SET PROBLEM:
Select every line holding the word "Observa" and copy it.

start

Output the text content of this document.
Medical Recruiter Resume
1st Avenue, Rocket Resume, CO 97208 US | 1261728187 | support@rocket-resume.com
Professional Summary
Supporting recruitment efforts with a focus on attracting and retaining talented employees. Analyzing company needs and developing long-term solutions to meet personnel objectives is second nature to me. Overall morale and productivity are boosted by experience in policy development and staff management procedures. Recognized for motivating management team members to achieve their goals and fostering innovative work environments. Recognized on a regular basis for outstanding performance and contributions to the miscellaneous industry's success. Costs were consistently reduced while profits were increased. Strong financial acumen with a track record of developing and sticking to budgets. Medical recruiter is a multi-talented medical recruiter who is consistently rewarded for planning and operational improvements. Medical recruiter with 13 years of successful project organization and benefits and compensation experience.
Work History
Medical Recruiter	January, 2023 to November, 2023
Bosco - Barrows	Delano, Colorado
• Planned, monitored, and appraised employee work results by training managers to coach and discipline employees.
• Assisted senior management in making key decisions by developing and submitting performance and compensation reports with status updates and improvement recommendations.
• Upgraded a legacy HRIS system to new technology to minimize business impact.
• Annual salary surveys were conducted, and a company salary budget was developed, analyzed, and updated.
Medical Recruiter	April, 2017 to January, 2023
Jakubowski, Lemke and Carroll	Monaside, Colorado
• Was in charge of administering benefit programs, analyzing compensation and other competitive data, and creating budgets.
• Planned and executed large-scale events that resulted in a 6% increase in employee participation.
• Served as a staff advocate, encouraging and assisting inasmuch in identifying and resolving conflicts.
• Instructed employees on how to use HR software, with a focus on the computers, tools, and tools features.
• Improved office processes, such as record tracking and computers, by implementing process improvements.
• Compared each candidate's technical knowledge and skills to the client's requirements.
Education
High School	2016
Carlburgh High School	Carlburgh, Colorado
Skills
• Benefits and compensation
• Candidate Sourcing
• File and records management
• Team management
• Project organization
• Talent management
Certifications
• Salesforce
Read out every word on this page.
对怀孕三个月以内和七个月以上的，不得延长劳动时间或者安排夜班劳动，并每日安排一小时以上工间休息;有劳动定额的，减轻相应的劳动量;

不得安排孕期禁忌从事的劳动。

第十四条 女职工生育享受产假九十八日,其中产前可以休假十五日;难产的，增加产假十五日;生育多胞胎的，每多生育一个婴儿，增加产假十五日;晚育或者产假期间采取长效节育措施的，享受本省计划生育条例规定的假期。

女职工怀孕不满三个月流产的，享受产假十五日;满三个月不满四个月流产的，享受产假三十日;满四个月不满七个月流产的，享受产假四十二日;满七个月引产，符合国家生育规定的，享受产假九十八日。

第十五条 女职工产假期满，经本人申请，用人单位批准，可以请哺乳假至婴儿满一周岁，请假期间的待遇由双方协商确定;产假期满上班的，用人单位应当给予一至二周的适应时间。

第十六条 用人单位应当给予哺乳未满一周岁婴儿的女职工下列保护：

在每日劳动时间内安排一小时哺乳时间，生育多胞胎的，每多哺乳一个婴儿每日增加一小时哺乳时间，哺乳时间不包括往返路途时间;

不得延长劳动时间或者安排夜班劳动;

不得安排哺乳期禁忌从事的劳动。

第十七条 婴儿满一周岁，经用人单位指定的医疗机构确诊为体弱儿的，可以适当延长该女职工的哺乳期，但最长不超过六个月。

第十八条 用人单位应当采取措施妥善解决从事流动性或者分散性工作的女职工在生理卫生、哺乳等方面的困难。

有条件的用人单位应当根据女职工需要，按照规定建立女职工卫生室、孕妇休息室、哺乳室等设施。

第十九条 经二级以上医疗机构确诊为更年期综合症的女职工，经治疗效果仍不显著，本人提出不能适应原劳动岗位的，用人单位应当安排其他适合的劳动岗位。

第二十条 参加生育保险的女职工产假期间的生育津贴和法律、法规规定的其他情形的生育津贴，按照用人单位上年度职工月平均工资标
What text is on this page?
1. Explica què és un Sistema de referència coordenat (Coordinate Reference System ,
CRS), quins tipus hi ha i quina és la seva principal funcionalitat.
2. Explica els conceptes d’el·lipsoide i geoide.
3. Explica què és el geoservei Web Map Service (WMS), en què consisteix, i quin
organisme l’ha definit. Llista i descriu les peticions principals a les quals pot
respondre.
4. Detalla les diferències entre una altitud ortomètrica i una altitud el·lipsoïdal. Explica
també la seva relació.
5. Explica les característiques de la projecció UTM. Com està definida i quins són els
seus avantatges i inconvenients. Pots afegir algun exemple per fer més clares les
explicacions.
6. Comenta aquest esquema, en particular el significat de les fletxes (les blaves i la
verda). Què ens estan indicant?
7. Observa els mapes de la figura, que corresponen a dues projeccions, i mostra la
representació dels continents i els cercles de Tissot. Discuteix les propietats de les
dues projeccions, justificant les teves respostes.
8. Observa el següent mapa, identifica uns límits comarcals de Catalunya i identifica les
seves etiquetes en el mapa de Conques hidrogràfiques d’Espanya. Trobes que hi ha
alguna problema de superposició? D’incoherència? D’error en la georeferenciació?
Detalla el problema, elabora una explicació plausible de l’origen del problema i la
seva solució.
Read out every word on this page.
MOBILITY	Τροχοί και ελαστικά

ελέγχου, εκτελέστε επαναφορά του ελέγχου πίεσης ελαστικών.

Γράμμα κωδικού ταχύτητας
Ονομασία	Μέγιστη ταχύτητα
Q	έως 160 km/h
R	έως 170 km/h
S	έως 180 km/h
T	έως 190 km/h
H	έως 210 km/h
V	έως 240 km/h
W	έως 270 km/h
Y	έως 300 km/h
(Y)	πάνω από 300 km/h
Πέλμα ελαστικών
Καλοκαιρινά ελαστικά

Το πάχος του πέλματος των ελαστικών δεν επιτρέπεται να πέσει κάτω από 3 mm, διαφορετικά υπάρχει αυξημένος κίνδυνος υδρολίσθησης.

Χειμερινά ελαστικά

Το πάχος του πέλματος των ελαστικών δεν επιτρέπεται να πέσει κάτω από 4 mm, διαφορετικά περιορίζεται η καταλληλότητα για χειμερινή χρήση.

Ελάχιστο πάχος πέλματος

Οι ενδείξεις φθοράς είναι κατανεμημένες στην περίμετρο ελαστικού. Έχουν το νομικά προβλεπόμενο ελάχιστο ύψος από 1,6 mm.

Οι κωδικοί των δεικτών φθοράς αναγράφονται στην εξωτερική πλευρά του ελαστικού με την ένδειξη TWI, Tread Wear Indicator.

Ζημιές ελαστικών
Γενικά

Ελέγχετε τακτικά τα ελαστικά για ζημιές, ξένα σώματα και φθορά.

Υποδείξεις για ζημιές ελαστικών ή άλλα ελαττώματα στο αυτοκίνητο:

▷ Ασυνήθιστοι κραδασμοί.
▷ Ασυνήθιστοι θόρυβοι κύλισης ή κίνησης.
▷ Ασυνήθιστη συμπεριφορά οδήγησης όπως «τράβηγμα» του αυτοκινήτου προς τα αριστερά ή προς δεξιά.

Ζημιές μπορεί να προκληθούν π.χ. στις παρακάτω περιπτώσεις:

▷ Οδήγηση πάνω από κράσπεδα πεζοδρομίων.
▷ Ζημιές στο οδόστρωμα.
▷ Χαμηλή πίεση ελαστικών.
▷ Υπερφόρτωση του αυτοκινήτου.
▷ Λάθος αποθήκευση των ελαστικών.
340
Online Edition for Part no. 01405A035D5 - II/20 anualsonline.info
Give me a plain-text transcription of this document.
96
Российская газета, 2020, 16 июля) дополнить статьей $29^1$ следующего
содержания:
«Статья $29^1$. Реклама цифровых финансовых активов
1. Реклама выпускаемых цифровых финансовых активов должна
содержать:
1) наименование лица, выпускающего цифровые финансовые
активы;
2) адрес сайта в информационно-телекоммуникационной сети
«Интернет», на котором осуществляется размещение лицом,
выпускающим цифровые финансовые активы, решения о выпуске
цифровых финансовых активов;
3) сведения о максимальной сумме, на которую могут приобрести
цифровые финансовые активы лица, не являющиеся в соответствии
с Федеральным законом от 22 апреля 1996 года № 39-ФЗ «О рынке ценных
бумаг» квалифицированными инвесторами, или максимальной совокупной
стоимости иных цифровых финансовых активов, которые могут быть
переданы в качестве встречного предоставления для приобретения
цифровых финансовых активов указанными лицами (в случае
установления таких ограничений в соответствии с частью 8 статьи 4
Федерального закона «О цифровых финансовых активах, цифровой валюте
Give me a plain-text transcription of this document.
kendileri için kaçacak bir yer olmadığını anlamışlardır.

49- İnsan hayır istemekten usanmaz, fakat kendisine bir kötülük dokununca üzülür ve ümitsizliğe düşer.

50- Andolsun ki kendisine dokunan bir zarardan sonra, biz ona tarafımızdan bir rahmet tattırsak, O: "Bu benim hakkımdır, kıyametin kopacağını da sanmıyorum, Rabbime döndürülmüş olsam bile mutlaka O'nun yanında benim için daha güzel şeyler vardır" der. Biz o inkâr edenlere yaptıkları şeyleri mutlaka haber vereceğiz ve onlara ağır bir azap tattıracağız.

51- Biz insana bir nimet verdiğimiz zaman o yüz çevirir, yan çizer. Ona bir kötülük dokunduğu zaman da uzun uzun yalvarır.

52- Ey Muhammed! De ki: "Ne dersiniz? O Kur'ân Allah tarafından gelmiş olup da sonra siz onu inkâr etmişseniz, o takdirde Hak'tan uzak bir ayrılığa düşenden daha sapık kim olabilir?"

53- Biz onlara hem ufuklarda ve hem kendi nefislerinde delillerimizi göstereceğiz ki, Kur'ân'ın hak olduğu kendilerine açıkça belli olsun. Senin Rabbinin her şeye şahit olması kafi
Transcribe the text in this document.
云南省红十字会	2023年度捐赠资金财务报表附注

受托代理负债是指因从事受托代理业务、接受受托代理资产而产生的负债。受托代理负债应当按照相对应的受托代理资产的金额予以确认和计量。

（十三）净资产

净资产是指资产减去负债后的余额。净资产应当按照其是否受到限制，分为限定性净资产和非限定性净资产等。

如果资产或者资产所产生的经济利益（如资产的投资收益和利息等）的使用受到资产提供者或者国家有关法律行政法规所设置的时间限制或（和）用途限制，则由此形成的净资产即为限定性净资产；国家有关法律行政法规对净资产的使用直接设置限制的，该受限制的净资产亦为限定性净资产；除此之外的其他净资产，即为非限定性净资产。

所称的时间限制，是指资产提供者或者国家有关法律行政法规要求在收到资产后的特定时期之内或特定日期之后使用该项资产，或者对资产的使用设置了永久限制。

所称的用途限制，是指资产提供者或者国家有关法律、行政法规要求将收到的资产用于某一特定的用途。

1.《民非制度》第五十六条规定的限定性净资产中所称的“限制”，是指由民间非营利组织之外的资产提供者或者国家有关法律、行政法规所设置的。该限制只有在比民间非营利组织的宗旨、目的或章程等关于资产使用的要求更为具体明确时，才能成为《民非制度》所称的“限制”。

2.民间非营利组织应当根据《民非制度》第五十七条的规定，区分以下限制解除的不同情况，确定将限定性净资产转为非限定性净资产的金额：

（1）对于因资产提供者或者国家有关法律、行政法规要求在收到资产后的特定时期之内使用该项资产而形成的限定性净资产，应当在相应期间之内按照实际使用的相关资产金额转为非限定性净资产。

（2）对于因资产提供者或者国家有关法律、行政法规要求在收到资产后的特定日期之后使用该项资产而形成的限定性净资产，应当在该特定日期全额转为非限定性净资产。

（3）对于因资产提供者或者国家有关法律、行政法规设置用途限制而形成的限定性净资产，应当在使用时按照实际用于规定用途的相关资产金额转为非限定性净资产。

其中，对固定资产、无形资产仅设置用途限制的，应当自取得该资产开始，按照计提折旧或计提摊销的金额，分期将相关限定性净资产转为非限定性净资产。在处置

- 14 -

end

SOLUTION:
7. Observa els mapes de la figura, que corresponen a dues projeccions, i mostra la
8. Observa el següent mapa, identifica uns límits comarcals de Catalunya i identifica les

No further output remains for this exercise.